* **Required tasks**:
[1] For the passage on rollback planning, decide whether each statement below agrees with it, answering yes or no and quoting the words that settle it. (a) Rollback scripts that have never been tested count as a failure pattern. (b) Rolling back the infrastructure always restores the data state as well. (c) A batch job that deletes data is listed as a real-world risk case.
[2] From the passage on rollback planning, quote the portion starting at "You don’t truly" and ending at "executable—not just documented.".
[3] Extend the passage on rollback planning from the point where it stops.

Selected passage section start

You don’t truly own a system until you can safely undo its changes.

This perspective examines whether rollback paths are designed, validated, and executable—not just documented.

Real-World Risk Cases

  • DB schema migration that drops columns
  • Batch jobs that transform or delete data
  • Feature rollout that modifies shared state
  • Deployment that bypasses blue/green isolation

⚠️ Failure Patterns

  • Rollback scripts exist but have never been tested
  • Infra rollback is possible, but data state is irreversible
  • Team assumes “fix forward” without safeguards
  • No plan to rollback partially completed operations

✅ Smarter Rollback Strategy

  • Identify irreversible operations early (schema, state, external calls)

Selected passage section end
Dataset section start

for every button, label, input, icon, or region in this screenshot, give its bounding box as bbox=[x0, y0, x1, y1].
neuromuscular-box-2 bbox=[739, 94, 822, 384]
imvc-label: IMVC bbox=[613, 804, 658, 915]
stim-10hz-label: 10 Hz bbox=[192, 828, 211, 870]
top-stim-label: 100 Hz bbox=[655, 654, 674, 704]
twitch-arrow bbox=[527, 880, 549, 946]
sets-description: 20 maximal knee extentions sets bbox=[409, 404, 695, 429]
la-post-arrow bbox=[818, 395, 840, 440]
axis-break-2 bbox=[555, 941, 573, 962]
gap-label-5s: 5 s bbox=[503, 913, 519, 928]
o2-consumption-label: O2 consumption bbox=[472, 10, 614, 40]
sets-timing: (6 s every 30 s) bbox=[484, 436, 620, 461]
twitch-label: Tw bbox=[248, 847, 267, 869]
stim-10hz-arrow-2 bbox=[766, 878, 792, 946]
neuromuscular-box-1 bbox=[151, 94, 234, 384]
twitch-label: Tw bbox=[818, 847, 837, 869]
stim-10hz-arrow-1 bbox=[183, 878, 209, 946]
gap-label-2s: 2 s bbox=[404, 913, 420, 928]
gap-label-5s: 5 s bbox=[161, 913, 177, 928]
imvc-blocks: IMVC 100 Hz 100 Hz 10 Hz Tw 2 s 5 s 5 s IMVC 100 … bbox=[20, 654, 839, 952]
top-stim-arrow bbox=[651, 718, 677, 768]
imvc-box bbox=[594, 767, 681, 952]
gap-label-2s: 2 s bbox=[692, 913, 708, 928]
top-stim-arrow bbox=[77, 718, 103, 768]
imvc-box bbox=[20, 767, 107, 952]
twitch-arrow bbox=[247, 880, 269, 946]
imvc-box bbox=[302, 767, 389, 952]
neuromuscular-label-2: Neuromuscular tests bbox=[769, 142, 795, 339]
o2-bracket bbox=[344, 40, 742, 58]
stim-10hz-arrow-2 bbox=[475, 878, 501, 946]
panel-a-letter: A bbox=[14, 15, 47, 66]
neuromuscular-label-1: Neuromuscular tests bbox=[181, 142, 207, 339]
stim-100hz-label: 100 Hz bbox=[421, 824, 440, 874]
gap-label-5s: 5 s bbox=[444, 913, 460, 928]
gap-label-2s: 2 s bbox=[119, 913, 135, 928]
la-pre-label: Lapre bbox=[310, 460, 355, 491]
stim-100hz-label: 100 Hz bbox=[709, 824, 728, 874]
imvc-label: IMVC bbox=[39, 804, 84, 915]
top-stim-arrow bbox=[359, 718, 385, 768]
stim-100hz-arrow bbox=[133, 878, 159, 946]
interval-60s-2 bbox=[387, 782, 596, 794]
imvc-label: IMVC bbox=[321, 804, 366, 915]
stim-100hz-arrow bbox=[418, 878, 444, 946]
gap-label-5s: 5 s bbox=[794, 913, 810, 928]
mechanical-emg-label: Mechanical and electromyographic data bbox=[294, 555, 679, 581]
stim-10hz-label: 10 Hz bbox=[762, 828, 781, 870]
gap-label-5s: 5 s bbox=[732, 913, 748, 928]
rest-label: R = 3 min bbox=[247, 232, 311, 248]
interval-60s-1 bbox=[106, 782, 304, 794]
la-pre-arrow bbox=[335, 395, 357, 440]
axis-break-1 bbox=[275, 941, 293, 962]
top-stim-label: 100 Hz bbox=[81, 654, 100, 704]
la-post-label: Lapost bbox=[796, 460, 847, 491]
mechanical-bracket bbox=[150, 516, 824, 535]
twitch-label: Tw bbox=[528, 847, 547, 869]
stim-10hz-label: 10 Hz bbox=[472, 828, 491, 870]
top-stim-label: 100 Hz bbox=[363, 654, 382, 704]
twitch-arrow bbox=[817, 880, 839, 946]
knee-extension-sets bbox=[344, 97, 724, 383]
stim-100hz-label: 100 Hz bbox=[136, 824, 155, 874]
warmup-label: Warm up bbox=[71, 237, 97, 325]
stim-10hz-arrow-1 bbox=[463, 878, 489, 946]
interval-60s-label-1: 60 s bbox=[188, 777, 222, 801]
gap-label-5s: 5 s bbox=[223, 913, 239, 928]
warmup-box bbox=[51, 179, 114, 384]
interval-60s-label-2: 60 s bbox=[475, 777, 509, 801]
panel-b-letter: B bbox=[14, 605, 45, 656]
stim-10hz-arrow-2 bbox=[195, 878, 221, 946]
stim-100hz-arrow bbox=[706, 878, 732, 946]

Dataset section end

* **Answers provided**:
[1]
(a) Yes: "Rollback scripts exist but have never been tested"
(b) No: "Infra rollback is possible, but data state is irreversible"
(c) Yes: "Batch jobs that transform or delete data"

[2]
You don’t truly own a system until you can safely undo its changes.

This perspective examines whether rollback paths are designed, validated, and executable—not just documented.

[3]
  • Separate schema rollout and feature exposure if possible
  • Test rollback in staging—including data rollback
  • Automate rollback as a first-class pipeline step
  • Pair with alerting: know when rollback is needed and whether it worked

🧠 Principle

Rollback is not backup.
It’s an engineered return path.


❓ FAQ

  • Q: Do we always need rollback?
    A: No. But if rollback isn’t feasible, pre-checks and isolation become more critical.

  • Q: What’s the difference between rollback and revert?
    A: Rollback implies cleanup and recovery, not just code diff reversal.